Reading passage:
The ozone layer is Earth’s natural defence against the effects of ultraviolet radiation from the Sun. Found between 12 and 31 miles (20 and 50km) up in the planet’s stratosphere, this layer of colourless gas absorbs the harmful components of ultraviolet B or UV-B. But just like the threat of climate change the ozone is damaged and each year for the past few decades, a hole has been opening above Antarctica, thanks in no small part to the emission of CFC chemicals into the atmosphere.
The Antarctic ozone hole forms each year between September and December.
But a European mission studying the hole has announced this week the hole has already reached its maximum size for 2020.
According to the World Meteorological Organization (WMO), the hole rapidly expanded from mid-August and peaked in early October.
At its peak, the hole expanded to a worrying 9.2 million square miles (24 million square kilometres).
And as of October 6, the hole has reached its 2020 maximum of nearly 8.9 million square miles (23 million square km).
The WMO tweeted on Tuesday: “The #ozone hole over the #Antarctic is one of the largest and deepst in recent years, per @CopernicusECMWF, @NASAEarth, @envrironmentca and WMO’s Global Atmosphere Watch network.
“Analyses show the hole has reached its maximum size for the year.”

Short exercise 1: Name every month that the ozone hole passage mentions.
Short exercise 2: According to the ozone hole passage, at what altitude is the ozone layer found?
Short exercise 3: In the ozone hole passage, condense the paragraph beginning "The ozone layer is Earth's natural defence" into a short bulleted list that keeps its main facts.

Stored data:
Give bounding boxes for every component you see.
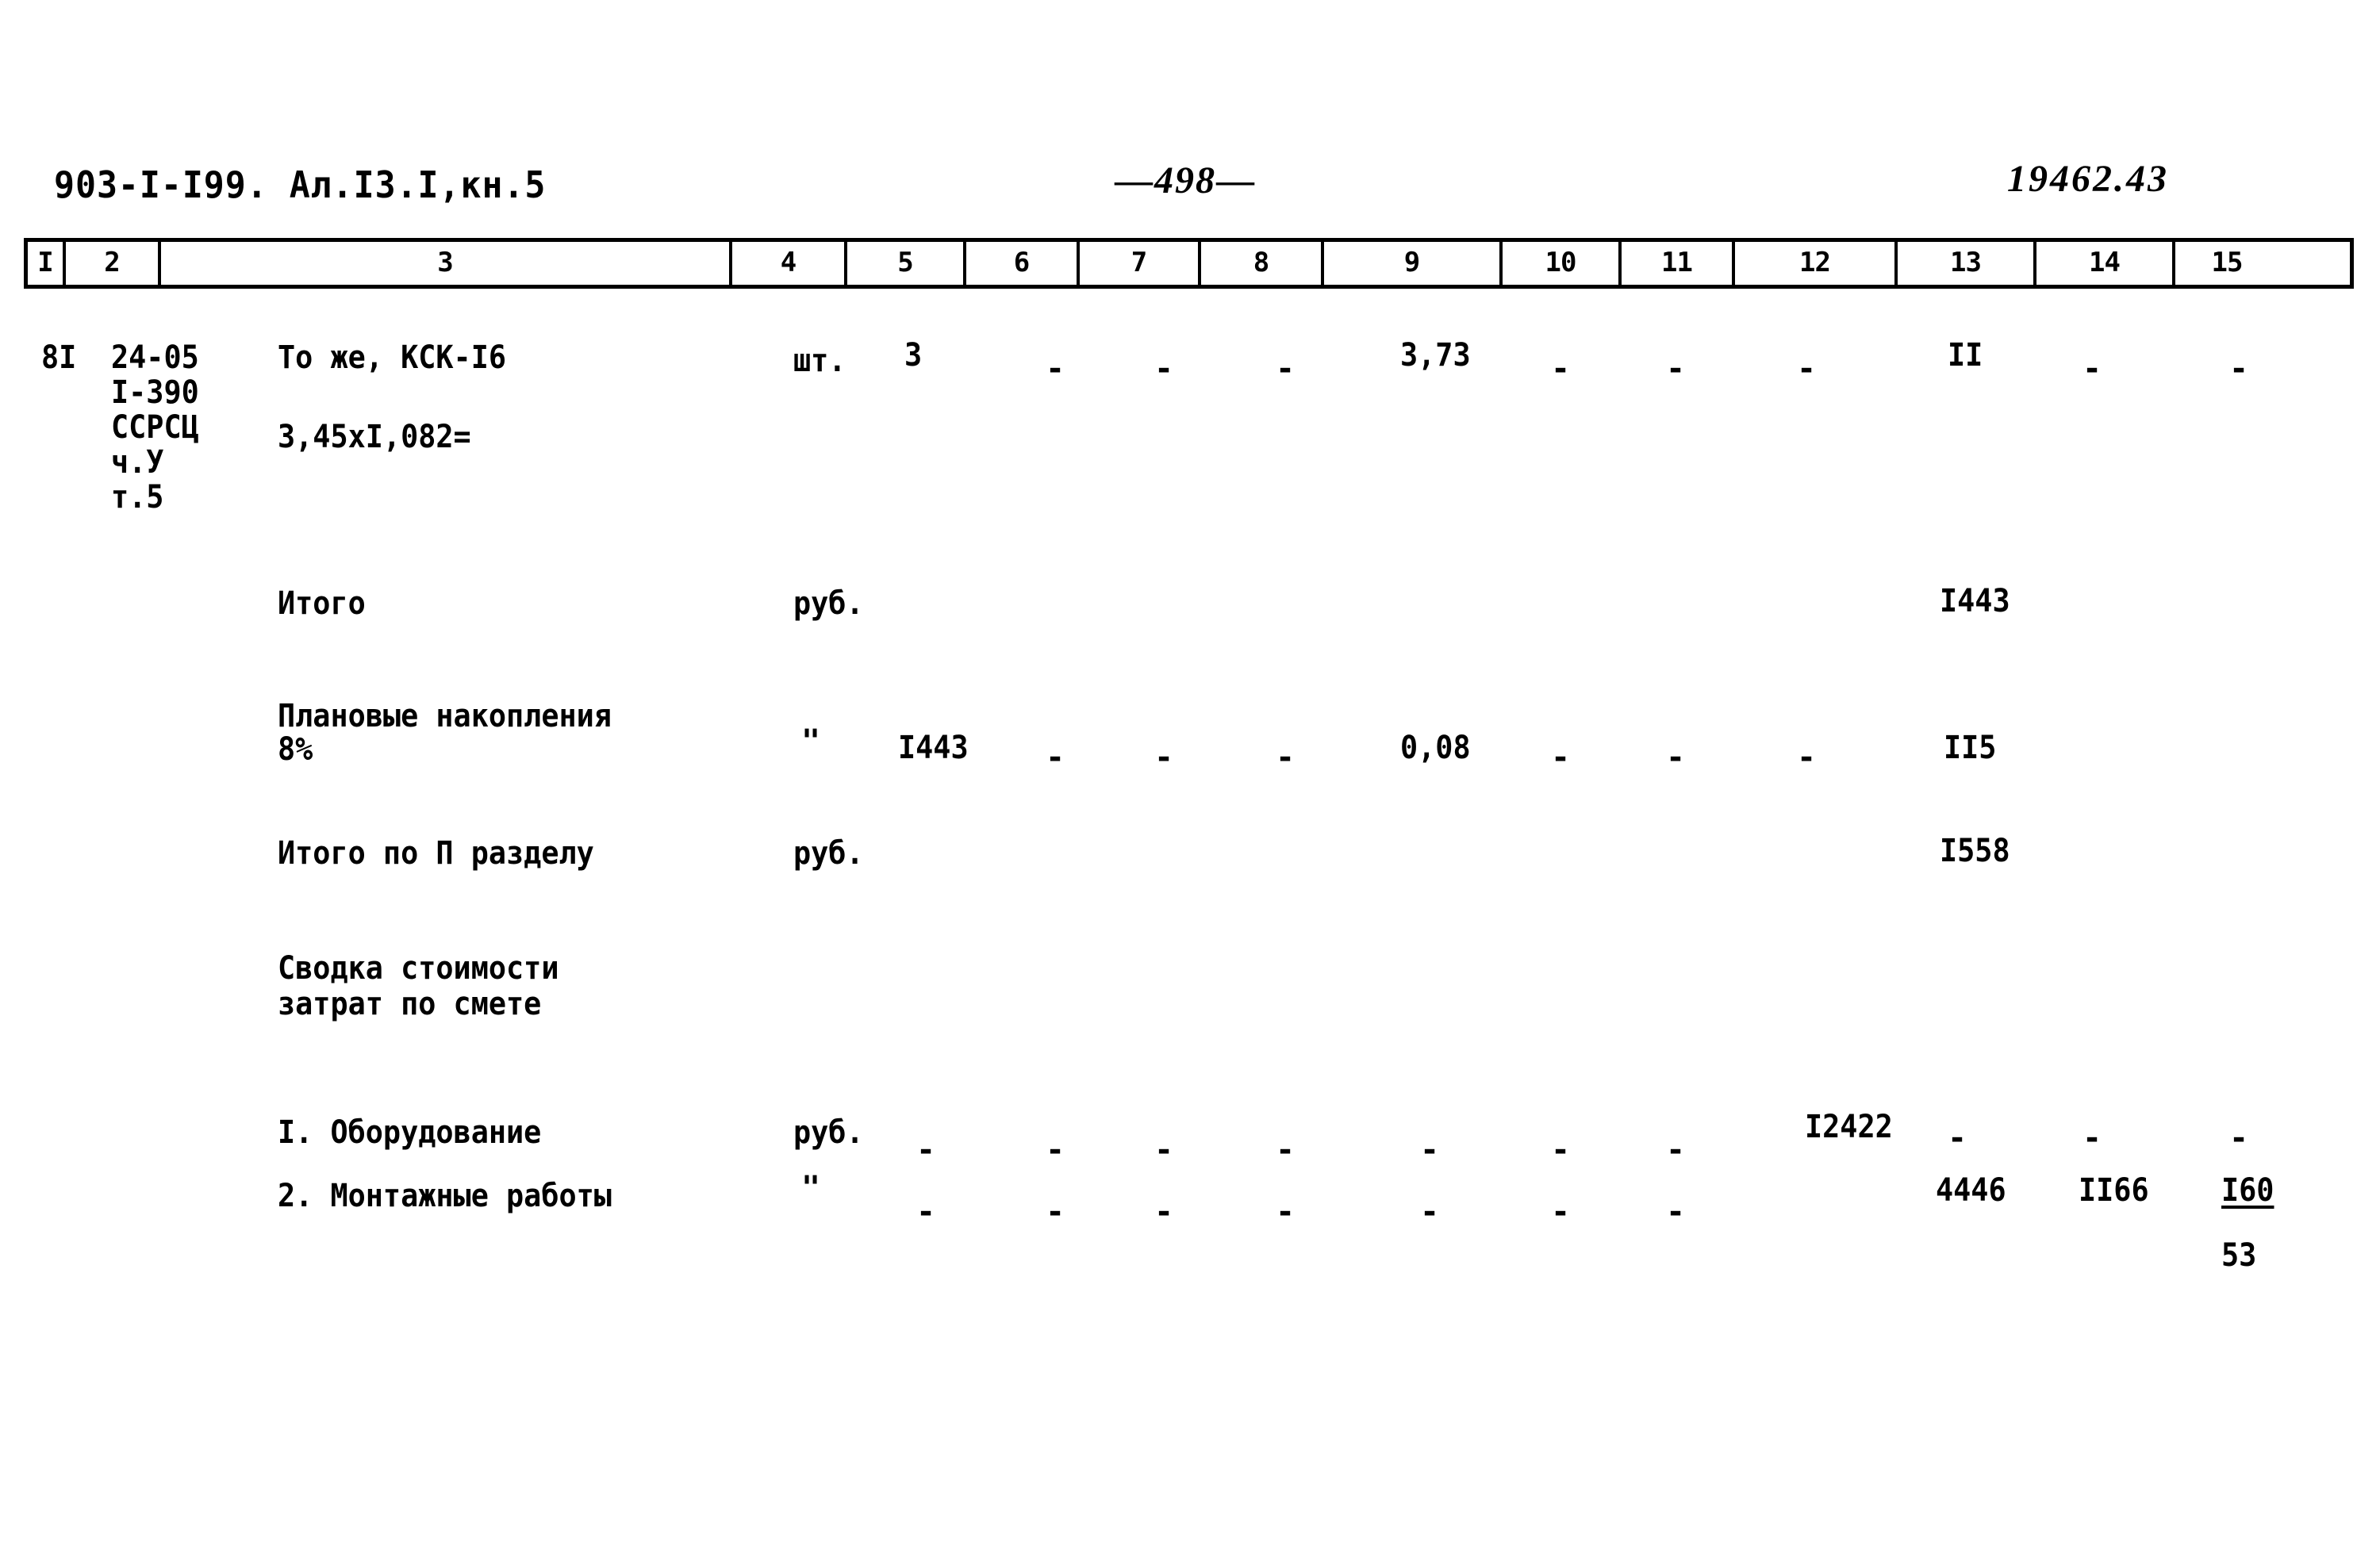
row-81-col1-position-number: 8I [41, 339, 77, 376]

Exercise solution 1:
- September
- December
- August
- October

Exercise solution 2: Between 12 and 31 miles (20 and 50 km) up, in Earth's stratosphere.

Exercise solution 3:
- The ozone layer is Earth's natural defense against ultraviolet radiation from the Sun.
- It lies 12 to 31 miles (20 to 50 km) up, in the stratosphere.
- This colorless gas absorbs the harmful components of UV-B.
- The layer is damaged, and for the past few decades a hole has opened above Antarctica each year.
- The emission of CFC chemicals into the atmosphere is a large part of the cause.